* BEGIN *

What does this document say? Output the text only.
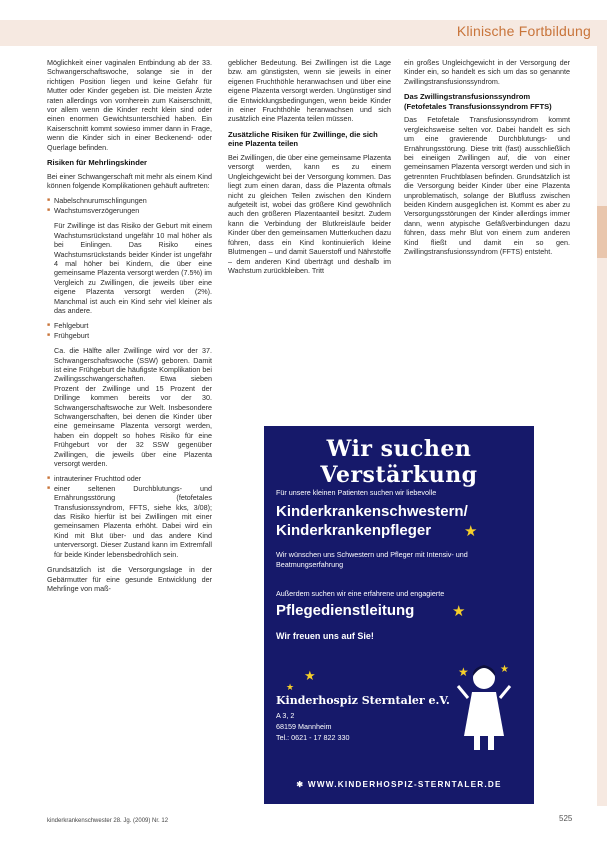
Klinische Fortbildung

Möglichkeit einer vaginalen Entbindung ab der 33. Schwangerschaftswoche, solange sie in der richtigen Position liegen und keine Gefahr für Mutter oder Kinder gegeben ist. Die meisten Ärzte raten allerdings von vornherein zum Kaiserschnitt, vor allem wenn die Kinder recht klein sind oder einen enormen Gewichtsunterschied haben. Ein Kaiserschnitt kommt sowieso immer dann in Frage, wenn die Kinder sich in einer Beckenend- oder Querlage befinden.

Risiken für Mehrlingskinder

Bei einer Schwangerschaft mit mehr als einem Kind können folgende Komplikationen gehäuft auftreten:

■ Nabelschnurumschlingungen
■ Wachstumsverzögerungen

Für Zwillinge ist das Risiko der Geburt mit einem Wachstumsrückstand ungefähr 10 mal höher als bei Einlingen. Das Risiko eines Wachstumsrückstands beider Kinder ist ungefähr 4 mal höher bei Kindern, die über eine gemeinsame Plazenta versorgt werden (7.5%) im Vergleich zu Zwillingen, die jeweils über eine eigene Plazenta versorgt werden (2%). Manchmal ist auch ein Kind sehr viel kleiner als das andere.

■ Fehlgeburt
■ Frühgeburt

Ca. die Hälfte aller Zwillinge wird vor der 37. Schwangerschaftswoche (SSW) geboren. Damit ist eine Frühgeburt die häufigste Komplikation bei Zwillingsschwangerschaften. Etwa sieben Prozent der Zwillinge und 15 Prozent der Drillinge kommen bereits vor der 30. Schwangerschaftswoche zur Welt. Insbesondere Schwangerschaften, bei denen die Kinder über eine gemeinsame Plazenta versorgt werden, haben ein doppelt so hohes Risiko für eine Frühgeburt vor der 32 SSW gegenüber Zwillingen, die jeweils über eine Plazenta versorgt werden.

■ intrauteriner Fruchttod oder
■ einer seltenen Durchblutungs- und Ernährungsstörung (fetofetales Transfusionssyndrom, FFTS, siehe kks, 3/08); das Risiko hierfür ist bei Zwillingen mit einer gemeinsamen Plazenta erhöht. Dabei wird ein Kind mit Blut über- und das andere Kind unterversorgt. Dieser Zustand kann im Extremfall für beide Kinder lebensbedrohlich sein.

Grundsätzlich ist die Versorgungslage in der Gebärmutter für eine gesunde Entwicklung der Mehrlinge von maß-

geblicher Bedeutung. Bei Zwillingen ist die Lage bzw. am günstigsten, wenn sie jeweils in einer eigenen Fruchthöhle heranwachsen und über eine eigene Plazenta versorgt werden. Ungünstiger sind die Entwicklungsbedingungen, wenn beide Kinder in einer Fruchthöhle heranwachsen und sich zusätzlich eine Plazenta teilen müssen.

Zusätzliche Risiken für Zwillinge, die sich eine Plazenta teilen

Bei Zwillingen, die über eine gemeinsame Plazenta versorgt werden, kann es zu einem Ungleichgewicht bei der Versorgung kommen. Das liegt zum einen daran, dass die Plazenta oftmals nicht zu gleichen Teilen zwischen den Kindern aufgeteilt ist, wobei das größere Kind gewöhnlich auch den größeren Plazentaanteil besitzt. Zudem kann die Verbindung der Blutkreisläufe beider Kinder über den gemeinsamen Mutterkuchen dazu führen, dass ein Kind kontinuierlich kleine Blutmengen – und damit Sauerstoff und Nährstoffe – dem anderen Kind überträgt und deshalb im Wachstum zurückbleiben. Tritt

ein großes Ungleichgewicht in der Versorgung der Kinder ein, so handelt es sich um das so genannte Zwillingstransfusionssyndrom.

Das Zwillingstransfusionssyndrom (Fetofetales Transfusionssyndrom FFTS)

Das Fetofetale Transfusionssyndrom kommt vergleichsweise selten vor. Dabei handelt es sich um eine gravierende Durchblutungs- und Ernährungsstörung. Diese tritt (fast) ausschließlich bei eineiigen Zwillingen auf, die von einer gemeinsamen Plazenta versorgt werden und sich in getrennten Fruchtblasen befinden. Grundsätzlich ist die Versorgung beider Kinder über eine Plazenta unproblematisch, solange der Blutfluss zwischen beiden Kindern ausgeglichen ist. Kommt es aber zu Versorgungsstörungen der Kinder allerdings immer dann, wenn atypische Gefäßverbindungen dazu führen, dass mehr Blut von einem zum anderen Kind fließt und damit ein so gen. Zwillingstransfusionssyndrom (FFTS) entsteht.

Wir suchen Verstärkung
Für unsere kleinen Patienten suchen wir liebevolle
Kinderkrankenschwestern/ Kinderkrankenpfleger	★
Wir wünschen uns Schwestern und Pfleger mit Intensiv- und Beatmungserfahrung
Außerdem suchen wir eine erfahrene und engagierte
Pflegedienstleitung	★
Wir freuen uns auf Sie!
★
★
Kinderhospiz Sterntaler e.V.
A 3, 2
68159 Mannheim
Tel.: 0621 - 17 822 330
★	★
✱ WWW.KINDERHOSPIZ-STERNTALER.DE
kinderkrankenschwester 28. Jg. (2009) Nr. 12	525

* END *

_EXERCISE INSTRUCTIONS_. None of the pictures should appear; repeat the records exactly otherwise.

_WRITTEN SOLUTION_.
What does this document say? Output the text only.
Klinische Fortbildung

Möglichkeit einer vaginalen Entbindung ab der 33. Schwangerschaftswoche, solange sie in der richtigen Position liegen und keine Gefahr für Mutter oder Kinder gegeben ist. Die meisten Ärzte raten allerdings von vornherein zum Kaiserschnitt, vor allem wenn die Kinder recht klein sind oder einen enormen Gewichtsunterschied haben. Ein Kaiserschnitt kommt sowieso immer dann in Frage, wenn die Kinder sich in einer Beckenend- oder Querlage befinden.

Risiken für Mehrlingskinder

Bei einer Schwangerschaft mit mehr als einem Kind können folgende Komplikationen gehäuft auftreten:

■ Nabelschnurumschlingungen
■ Wachstumsverzögerungen

Für Zwillinge ist das Risiko der Geburt mit einem Wachstumsrückstand ungefähr 10 mal höher als bei Einlingen. Das Risiko eines Wachstumsrückstands beider Kinder ist ungefähr 4 mal höher bei Kindern, die über eine gemeinsame Plazenta versorgt werden (7.5%) im Vergleich zu Zwillingen, die jeweils über eine eigene Plazenta versorgt werden (2%). Manchmal ist auch ein Kind sehr viel kleiner als das andere.

■ Fehlgeburt
■ Frühgeburt

Ca. die Hälfte aller Zwillinge wird vor der 37. Schwangerschaftswoche (SSW) geboren. Damit ist eine Frühgeburt die häufigste Komplikation bei Zwillingsschwangerschaften. Etwa sieben Prozent der Zwillinge und 15 Prozent der Drillinge kommen bereits vor der 30. Schwangerschaftswoche zur Welt. Insbesondere Schwangerschaften, bei denen die Kinder über eine gemeinsame Plazenta versorgt werden, haben ein doppelt so hohes Risiko für eine Frühgeburt vor der 32 SSW gegenüber Zwillingen, die jeweils über eine Plazenta versorgt werden.

■ intrauteriner Fruchttod oder
■ einer seltenen Durchblutungs- und Ernährungsstörung (fetofetales Transfusionssyndrom, FFTS, siehe kks, 3/08); das Risiko hierfür ist bei Zwillingen mit einer gemeinsamen Plazenta erhöht. Dabei wird ein Kind mit Blut über- und das andere Kind unterversorgt. Dieser Zustand kann im Extremfall für beide Kinder lebensbedrohlich sein.

Grundsätzlich ist die Versorgungslage in der Gebärmutter für eine gesunde Entwicklung der Mehrlinge von maß-

geblicher Bedeutung. Bei Zwillingen ist die Lage bzw. am günstigsten, wenn sie jeweils in einer eigenen Fruchthöhle heranwachsen und über eine eigene Plazenta versorgt werden. Ungünstiger sind die Entwicklungsbedingungen, wenn beide Kinder in einer Fruchthöhle heranwachsen und sich zusätzlich eine Plazenta teilen müssen.

Zusätzliche Risiken für Zwillinge, die sich eine Plazenta teilen

Bei Zwillingen, die über eine gemeinsame Plazenta versorgt werden, kann es zu einem Ungleichgewicht bei der Versorgung kommen. Das liegt zum einen daran, dass die Plazenta oftmals nicht zu gleichen Teilen zwischen den Kindern aufgeteilt ist, wobei das größere Kind gewöhnlich auch den größeren Plazentaanteil besitzt. Zudem kann die Verbindung der Blutkreisläufe beider Kinder über den gemeinsamen Mutterkuchen dazu führen, dass ein Kind kontinuierlich kleine Blutmengen – und damit Sauerstoff und Nährstoffe – dem anderen Kind überträgt und deshalb im Wachstum zurückbleiben. Tritt

ein großes Ungleichgewicht in der Versorgung der Kinder ein, so handelt es sich um das so genannte Zwillingstransfusionssyndrom.

Das Zwillingstransfusionssyndrom (Fetofetales Transfusionssyndrom FFTS)

Das Fetofetale Transfusionssyndrom kommt vergleichsweise selten vor. Dabei handelt es sich um eine gravierende Durchblutungs- und Ernährungsstörung. Diese tritt (fast) ausschließlich bei eineiigen Zwillingen auf, die von einer gemeinsamen Plazenta versorgt werden und sich in getrennten Fruchtblasen befinden. Grundsätzlich ist die Versorgung beider Kinder über eine Plazenta unproblematisch, solange der Blutfluss zwischen beiden Kindern ausgeglichen ist. Kommt es aber zu Versorgungsstörungen der Kinder allerdings immer dann, wenn atypische Gefäßverbindungen dazu führen, dass mehr Blut von einem zum anderen Kind fließt und damit ein so gen. Zwillingstransfusionssyndrom (FFTS) entsteht.

Wir suchen Verstärkung
Für unsere kleinen Patienten suchen wir liebevolle
Kinderkrankenschwestern/ Kinderkrankenpfleger	★
Wir wünschen uns Schwestern und Pfleger mit Intensiv- und Beatmungserfahrung
Außerdem suchen wir eine erfahrene und engagierte
Pflegedienstleitung	★
Wir freuen uns auf Sie!
★
★
Kinderhospiz Sterntaler e.V.
A 3, 2
68159 Mannheim
Tel.: 0621 - 17 822 330
★	★
✱ WWW.KINDERHOSPIZ-STERNTALER.DE
kinderkrankenschwester 28. Jg. (2009) Nr. 12	525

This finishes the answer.